Make a verbatim copy of the entries below; pictures stay out.

* _Records from a collection of figures_
============================================================

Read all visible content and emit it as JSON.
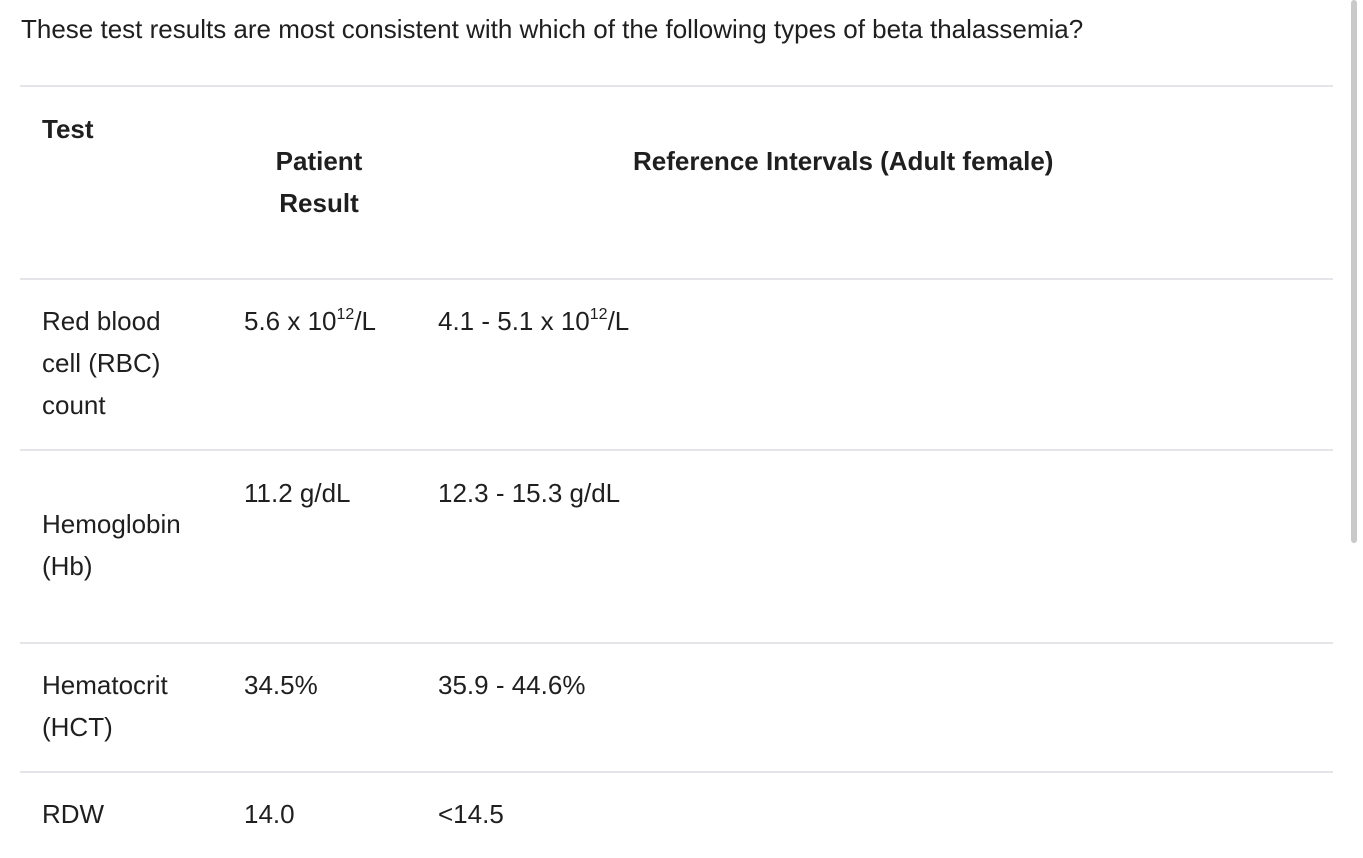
{
  "question": "These test results are most consistent with which of the following types of beta thalassemia?",
  "table": {
    "headers": {
      "test": "Test",
      "patient": "Patient Result",
      "reference": "Reference Intervals (Adult female)"
    },
    "rows": [
      {
        "test": "Red blood cell (RBC) count",
        "patient": {
          "base": "5.6 x 10",
          "exp": "12",
          "unit": "/L"
        },
        "reference": {
          "base": "4.1 - 5.1 x 10",
          "exp": "12",
          "unit": "/L"
        }
      },
      {
        "test": "Hemoglobin (Hb)",
        "patient": "11.2 g/dL",
        "reference": "12.3 - 15.3 g/dL"
      },
      {
        "test": "Hematocrit (HCT)",
        "patient": "34.5%",
        "reference": "35.9 - 44.6%"
      },
      {
        "test": "RDW",
        "patient": "14.0",
        "reference": "<14.5"
      }
    ]
  }
}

============================================================

* _Worked solution_
Read all visible content and emit it as JSON.
{
  "question": "These test results are most consistent with which of the following types of beta thalassemia?",
  "table": {
    "headers": {
      "test": "Test",
      "patient": "Patient Result",
      "reference": "Reference Intervals (Adult female)"
    },
    "rows": [
      {
        "test": "Red blood cell (RBC) count",
        "patient": {
          "base": "5.6 x 10",
          "exp": "12",
          "unit": "/L"
        },
        "reference": {
          "base": "4.1 - 5.1 x 10",
          "exp": "12",
          "unit": "/L"
        }
      },
      {
        "test": "Hemoglobin (Hb)",
        "patient": "11.2 g/dL",
        "reference": "12.3 - 15.3 g/dL"
      },
      {
        "test": "Hematocrit (HCT)",
        "patient": "34.5%",
        "reference": "35.9 - 44.6%"
      },
      {
        "test": "RDW",
        "patient": "14.0",
        "reference": "<14.5"
      }
    ]
  }
}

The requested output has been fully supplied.